__Task statement__. Determine how many lines contain the string "output". Reply with that figure and nothing else.

__Material for the task__.
•••

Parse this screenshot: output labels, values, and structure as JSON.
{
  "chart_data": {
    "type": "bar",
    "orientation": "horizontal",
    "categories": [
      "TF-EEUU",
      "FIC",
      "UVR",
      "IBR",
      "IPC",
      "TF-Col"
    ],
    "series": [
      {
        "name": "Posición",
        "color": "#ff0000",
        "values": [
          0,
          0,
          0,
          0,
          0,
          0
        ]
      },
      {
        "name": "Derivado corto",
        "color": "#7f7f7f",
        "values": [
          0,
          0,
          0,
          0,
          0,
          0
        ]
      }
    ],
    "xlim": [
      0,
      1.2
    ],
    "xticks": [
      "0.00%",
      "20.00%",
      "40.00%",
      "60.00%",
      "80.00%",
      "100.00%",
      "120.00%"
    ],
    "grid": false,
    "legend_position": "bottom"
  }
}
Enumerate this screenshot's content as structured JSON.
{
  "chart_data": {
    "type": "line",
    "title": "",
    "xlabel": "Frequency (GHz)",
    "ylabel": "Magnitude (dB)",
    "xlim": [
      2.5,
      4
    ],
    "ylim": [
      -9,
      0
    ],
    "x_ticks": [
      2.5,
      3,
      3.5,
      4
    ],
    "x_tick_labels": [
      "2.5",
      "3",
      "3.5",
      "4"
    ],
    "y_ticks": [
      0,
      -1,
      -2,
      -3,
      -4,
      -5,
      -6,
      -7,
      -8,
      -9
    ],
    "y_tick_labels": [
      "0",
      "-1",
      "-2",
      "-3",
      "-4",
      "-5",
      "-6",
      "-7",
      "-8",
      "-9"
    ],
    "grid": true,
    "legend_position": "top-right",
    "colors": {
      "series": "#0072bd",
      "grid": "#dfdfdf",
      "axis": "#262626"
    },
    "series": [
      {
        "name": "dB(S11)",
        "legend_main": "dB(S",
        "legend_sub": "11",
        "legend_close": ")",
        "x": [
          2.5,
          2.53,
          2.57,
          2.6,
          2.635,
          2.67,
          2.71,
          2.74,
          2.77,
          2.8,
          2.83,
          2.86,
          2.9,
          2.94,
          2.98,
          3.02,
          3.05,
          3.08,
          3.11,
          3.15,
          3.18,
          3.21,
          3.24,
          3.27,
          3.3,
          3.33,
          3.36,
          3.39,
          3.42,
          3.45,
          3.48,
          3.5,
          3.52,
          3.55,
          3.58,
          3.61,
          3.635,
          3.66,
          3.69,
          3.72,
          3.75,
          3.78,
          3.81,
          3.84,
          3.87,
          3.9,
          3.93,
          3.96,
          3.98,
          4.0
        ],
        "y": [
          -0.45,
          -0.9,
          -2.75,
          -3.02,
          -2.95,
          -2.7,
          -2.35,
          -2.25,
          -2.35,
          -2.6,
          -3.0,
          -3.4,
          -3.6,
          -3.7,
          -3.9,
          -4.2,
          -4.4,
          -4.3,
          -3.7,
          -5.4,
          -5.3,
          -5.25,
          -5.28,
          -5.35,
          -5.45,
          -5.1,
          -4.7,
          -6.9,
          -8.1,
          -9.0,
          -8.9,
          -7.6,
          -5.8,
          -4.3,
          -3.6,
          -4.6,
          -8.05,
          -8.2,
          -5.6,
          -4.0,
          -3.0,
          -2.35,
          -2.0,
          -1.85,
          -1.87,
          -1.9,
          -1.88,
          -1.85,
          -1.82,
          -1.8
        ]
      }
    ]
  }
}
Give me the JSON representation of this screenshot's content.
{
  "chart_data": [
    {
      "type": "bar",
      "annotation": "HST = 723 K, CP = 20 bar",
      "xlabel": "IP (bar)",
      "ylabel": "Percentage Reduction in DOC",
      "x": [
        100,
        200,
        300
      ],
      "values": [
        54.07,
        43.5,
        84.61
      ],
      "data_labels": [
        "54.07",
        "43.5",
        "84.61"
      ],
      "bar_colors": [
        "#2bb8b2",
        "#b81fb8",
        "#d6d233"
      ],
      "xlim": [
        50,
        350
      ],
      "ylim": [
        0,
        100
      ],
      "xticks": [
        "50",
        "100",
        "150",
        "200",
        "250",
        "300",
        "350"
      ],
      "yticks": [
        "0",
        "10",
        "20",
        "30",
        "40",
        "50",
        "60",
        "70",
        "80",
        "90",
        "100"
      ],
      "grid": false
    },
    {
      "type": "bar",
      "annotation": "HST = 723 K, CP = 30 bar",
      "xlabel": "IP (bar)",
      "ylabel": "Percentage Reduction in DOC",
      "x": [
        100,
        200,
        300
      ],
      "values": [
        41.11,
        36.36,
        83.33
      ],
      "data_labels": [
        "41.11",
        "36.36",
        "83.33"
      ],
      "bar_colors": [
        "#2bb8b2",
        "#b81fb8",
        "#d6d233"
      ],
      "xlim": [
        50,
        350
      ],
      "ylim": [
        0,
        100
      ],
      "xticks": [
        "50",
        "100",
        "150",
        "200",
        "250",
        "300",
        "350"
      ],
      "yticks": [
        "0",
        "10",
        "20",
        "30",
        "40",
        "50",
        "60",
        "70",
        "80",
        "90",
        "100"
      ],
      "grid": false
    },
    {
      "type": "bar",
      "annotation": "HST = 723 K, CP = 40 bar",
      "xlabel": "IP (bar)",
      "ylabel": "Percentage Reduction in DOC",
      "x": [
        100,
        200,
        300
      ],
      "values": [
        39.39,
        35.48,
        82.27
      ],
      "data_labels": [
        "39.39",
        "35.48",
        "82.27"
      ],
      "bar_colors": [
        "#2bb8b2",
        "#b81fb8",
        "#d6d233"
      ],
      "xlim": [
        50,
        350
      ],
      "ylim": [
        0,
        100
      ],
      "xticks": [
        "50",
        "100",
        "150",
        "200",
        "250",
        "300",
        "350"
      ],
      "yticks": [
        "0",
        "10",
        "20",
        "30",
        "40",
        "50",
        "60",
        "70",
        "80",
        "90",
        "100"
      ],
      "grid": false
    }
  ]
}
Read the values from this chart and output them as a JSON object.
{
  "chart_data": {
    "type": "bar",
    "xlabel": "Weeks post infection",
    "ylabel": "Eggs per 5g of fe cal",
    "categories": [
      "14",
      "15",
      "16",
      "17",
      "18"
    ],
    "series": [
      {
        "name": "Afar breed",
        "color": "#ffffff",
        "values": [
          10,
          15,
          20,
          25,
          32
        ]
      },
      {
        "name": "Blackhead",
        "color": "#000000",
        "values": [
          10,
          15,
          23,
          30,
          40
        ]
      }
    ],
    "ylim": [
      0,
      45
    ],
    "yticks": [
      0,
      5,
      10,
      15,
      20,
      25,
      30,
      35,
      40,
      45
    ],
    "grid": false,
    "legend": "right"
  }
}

•••

__Answer to the task__. 2